**EXERCISE**
Extend the piece on living with roommates, starting right after its last sentence.

**SELECTED EXCERPT**
════

I started working at my computer, when the doorbell rang. It was a the monitor guys. I let the first one in and he announces to the other one who is still in the hallway, that the monitor is ‘in here’ and proceeds to go straight into my bedroom! I follow the second guy back to my room and sit at my computer while they access the water monitor which turns out to be in my closet! The first guy asks if he can remove a couple of things, and I say sure. Next thing I know, he is grabbing armfuls of clothes off the bar and tossing them on my bed. He continues to pull out half the contents of my closet – laundry bag included. Sigh. It’s a good thing my closet was tidy.
After a while of going into our kitchen and bathroom to turn the water on and off, they finish and leave, but it was just awkward. They didn’t put any of my stuff back. I should have made them. I guess what really bothered me about it is that my apartment is junky and messy because of my roommate, but they were only seeing my face so I felt embarrassed that they were judging me for the apartment being like this. Yes, I tried keeping the place neat and clean when I first moved in, but quickly learned that it was a losing battle. I’m not his mother and will not clean up after another adult. It is one reason of several that I will be moving out when my lease is up.
4. Freedom – Freedom to do what I want, when I want, however I want. ‘Nuff said.
How you want to feel living with roommates…
How you actually feel living with roommates…
My Reasons to Have Roommate(s)
1. Saving money $$$ – Let’s get right to it to the dollar bills. I live in one of the most expensive housing markets in the country. Yes Caroline, “the rent is too damn high!” If Jimmy McMillan ran for office out here, he might actually win. After exhaustive searches, I’ve realized that I’m priced out of the studio/1-bed rental market; at least for nice (not luxury) apartments that are also in safe neighborhoods. By moving in with roommates elsewhere in the area, I could potentially save $400-800 per month that would go to debt and/or retirement savings. If I didn’t have any debt, I could afford to have my own place, save for retirement, and still have a little money for fun. But alas, that will not be my life for the foreseeable future.

════

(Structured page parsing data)
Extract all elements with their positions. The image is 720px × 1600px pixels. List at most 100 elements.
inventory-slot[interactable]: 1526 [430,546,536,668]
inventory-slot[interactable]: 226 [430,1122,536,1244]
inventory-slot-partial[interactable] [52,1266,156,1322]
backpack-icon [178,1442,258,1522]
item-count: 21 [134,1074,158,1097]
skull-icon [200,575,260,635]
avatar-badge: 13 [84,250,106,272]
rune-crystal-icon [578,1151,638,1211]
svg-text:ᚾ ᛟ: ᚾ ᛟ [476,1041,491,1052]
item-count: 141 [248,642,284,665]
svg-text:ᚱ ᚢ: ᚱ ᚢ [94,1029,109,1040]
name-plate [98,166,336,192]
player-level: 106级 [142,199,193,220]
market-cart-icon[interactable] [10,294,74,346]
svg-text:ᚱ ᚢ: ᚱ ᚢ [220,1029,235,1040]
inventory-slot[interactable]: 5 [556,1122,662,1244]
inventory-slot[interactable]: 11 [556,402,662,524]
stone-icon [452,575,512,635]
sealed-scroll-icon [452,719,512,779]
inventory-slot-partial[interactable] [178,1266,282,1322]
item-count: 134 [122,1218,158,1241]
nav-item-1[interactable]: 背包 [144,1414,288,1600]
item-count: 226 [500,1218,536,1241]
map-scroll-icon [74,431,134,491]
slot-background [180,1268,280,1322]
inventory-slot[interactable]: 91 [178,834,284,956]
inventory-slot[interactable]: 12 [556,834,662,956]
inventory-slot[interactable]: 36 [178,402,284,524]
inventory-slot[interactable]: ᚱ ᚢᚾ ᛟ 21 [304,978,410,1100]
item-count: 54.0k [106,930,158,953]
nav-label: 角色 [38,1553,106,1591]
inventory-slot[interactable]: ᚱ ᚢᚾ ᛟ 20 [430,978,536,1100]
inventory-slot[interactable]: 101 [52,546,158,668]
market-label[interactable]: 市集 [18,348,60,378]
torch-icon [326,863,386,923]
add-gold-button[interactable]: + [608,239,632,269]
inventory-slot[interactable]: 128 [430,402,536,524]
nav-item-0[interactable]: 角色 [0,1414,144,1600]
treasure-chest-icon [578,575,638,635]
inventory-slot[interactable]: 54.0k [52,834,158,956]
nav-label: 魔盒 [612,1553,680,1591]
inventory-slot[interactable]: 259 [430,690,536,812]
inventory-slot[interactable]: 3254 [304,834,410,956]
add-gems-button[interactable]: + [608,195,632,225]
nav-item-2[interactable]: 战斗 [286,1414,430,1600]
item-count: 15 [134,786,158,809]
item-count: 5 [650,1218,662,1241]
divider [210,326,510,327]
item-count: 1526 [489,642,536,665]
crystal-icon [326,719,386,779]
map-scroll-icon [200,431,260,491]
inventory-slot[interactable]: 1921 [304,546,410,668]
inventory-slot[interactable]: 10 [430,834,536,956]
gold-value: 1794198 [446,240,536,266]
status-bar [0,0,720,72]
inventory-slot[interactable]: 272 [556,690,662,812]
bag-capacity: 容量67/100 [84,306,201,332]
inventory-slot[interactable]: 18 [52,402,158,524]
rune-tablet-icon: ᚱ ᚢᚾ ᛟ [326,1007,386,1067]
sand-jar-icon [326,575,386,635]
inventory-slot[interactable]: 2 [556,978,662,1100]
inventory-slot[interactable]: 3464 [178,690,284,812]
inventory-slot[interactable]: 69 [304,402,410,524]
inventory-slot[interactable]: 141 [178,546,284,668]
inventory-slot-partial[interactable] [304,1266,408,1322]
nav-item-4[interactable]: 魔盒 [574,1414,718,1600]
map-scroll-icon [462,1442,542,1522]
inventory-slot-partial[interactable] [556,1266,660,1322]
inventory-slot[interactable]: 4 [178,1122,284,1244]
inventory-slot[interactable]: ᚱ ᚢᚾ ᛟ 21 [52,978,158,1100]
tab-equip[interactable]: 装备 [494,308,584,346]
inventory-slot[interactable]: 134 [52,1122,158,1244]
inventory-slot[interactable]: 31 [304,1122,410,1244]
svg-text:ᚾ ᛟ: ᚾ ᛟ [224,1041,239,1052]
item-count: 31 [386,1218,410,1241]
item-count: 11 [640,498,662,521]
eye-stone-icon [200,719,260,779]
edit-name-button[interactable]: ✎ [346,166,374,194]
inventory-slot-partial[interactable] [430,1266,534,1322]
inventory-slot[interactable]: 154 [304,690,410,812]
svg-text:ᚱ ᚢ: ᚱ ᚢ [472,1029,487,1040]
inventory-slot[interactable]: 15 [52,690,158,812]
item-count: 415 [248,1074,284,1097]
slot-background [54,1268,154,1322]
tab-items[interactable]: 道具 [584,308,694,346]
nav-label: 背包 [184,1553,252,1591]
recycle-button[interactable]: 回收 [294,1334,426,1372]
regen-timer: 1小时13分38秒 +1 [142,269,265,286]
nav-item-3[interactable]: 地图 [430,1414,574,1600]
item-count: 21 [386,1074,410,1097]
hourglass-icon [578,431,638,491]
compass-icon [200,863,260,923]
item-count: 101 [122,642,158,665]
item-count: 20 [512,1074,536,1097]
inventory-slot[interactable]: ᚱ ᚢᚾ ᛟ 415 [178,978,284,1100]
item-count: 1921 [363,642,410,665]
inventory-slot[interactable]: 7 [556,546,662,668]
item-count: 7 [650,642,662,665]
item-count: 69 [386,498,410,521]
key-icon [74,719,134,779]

════

**ANSWER TO THE EXERCISE**
2. Safety – Related to #1 above, in my fever induced search, the only apartments I could afford were in not-so-safe neighborhoods. In online tenant reviews of some of these complexes, female prospective tenants are warned not to walk about these areas at night alone. Ummm, no thanks. My physical safety is too important. By pooling money with others, I can live in safer areas.
3. Companionship – Even if my roommate(s) and I aren’t BFFs, it would prevent me from being totally isolated, as I have been slow to make friends here. I have eternal hope that I’ll find some people that I click with and have something in common with. That would be awesome and fun. Here’s to hope.
Even though it is affecting my mental and physical health, I’ll just have to find a way to deal with my anxiety and stress for a while longer, until I can get more debt paid down. Are any of you living with roommates not by choice? Bring it up in the comments.